Written problem:
Give everything from the line containing "List UI elements" down to the line containing "data-point [816,571,823,578]", both included, as a JSON list of strings with one string per line and blank lines left out.

Exercise input:
^^^^^^^^^^^^^^^^

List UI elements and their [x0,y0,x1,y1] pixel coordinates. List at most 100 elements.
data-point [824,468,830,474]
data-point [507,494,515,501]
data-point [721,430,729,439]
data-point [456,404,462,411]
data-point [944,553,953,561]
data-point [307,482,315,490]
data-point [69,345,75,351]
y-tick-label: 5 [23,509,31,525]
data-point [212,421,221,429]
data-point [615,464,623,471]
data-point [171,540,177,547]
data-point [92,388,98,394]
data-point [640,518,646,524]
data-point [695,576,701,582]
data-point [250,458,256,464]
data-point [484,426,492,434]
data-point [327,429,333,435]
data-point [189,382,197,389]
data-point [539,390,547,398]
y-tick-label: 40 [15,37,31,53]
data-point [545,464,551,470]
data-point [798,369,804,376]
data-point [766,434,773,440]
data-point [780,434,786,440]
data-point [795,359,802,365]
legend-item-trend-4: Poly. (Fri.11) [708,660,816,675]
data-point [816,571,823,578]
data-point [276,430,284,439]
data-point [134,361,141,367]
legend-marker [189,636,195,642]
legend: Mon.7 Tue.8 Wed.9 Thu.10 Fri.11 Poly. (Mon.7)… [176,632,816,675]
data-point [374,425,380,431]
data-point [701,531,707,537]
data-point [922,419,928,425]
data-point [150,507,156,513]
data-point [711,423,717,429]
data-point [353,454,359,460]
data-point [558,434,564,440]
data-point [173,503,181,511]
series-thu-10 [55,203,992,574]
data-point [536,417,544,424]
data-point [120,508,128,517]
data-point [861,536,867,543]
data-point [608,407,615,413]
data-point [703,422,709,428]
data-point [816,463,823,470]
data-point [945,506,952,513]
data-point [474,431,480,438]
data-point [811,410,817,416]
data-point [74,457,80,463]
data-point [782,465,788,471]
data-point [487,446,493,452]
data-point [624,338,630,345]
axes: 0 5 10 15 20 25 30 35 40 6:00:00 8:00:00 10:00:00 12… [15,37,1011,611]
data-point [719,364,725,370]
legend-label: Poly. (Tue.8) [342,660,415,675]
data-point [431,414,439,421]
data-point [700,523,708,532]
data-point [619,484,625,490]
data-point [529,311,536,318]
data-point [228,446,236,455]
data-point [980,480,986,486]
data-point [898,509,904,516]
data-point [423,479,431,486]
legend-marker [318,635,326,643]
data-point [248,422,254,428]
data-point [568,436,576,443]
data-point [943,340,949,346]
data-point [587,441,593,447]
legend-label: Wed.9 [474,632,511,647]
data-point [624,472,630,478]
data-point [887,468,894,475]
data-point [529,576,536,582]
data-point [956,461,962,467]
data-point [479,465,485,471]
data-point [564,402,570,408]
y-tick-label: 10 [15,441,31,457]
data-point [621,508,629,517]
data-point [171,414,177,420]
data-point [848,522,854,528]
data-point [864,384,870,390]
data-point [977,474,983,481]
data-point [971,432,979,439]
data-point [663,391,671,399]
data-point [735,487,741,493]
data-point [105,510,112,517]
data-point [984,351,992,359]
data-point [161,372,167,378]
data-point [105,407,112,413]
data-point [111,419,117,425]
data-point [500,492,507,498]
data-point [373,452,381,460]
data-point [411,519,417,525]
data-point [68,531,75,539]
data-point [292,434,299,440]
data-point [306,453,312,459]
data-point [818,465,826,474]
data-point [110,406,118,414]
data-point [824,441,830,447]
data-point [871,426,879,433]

^^^^^^^^^^^^^^^^

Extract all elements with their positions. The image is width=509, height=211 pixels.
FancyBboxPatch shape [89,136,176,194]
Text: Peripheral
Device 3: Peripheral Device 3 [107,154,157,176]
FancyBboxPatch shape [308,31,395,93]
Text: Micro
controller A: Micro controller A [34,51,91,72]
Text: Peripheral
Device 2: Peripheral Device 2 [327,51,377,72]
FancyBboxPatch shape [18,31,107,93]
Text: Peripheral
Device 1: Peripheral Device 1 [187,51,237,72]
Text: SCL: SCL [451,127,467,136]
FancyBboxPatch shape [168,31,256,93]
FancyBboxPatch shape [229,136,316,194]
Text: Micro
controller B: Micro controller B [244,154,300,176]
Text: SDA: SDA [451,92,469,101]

^^^^^^^^^^^^^^^^

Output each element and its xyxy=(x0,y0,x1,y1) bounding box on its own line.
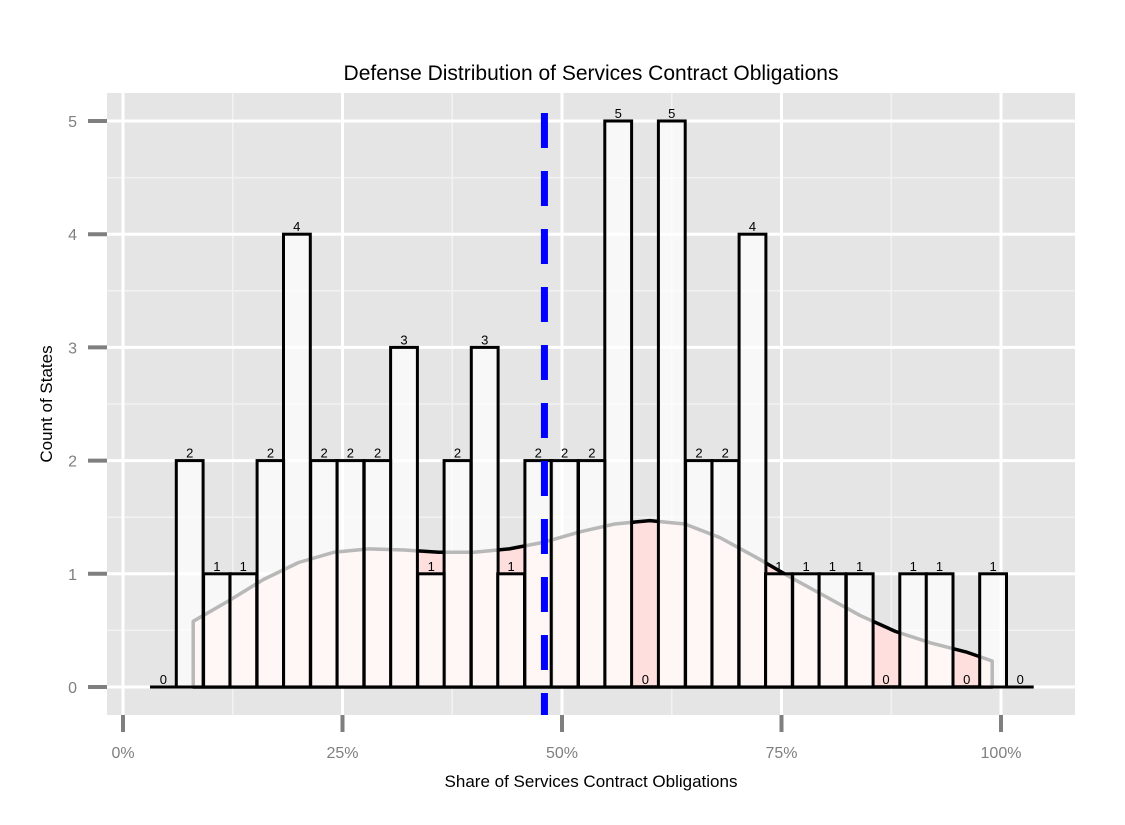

^^^^^^^^^^^^^^^^

Answer to this problem:
[
  "List UI elements and their [x0,y0,x1,y1] pixel coordinates. List at most 100 elements.",
  "data-point [824,468,830,474]",
  "data-point [507,494,515,501]",
  "data-point [721,430,729,439]",
  "data-point [456,404,462,411]",
  "data-point [944,553,953,561]",
  "data-point [307,482,315,490]",
  "data-point [69,345,75,351]",
  "y-tick-label: 5 [23,509,31,525]",
  "data-point [212,421,221,429]",
  "data-point [615,464,623,471]",
  "data-point [171,540,177,547]",
  "data-point [92,388,98,394]",
  "data-point [640,518,646,524]",
  "data-point [695,576,701,582]",
  "data-point [250,458,256,464]",
  "data-point [484,426,492,434]",
  "data-point [327,429,333,435]",
  "data-point [189,382,197,389]",
  "data-point [539,390,547,398]",
  "y-tick-label: 40 [15,37,31,53]",
  "data-point [545,464,551,470]",
  "data-point [798,369,804,376]",
  "data-point [766,434,773,440]",
  "data-point [780,434,786,440]",
  "data-point [795,359,802,365]",
  "legend-item-trend-4: Poly. (Fri.11) [708,660,816,675]",
  "data-point [816,571,823,578]"
]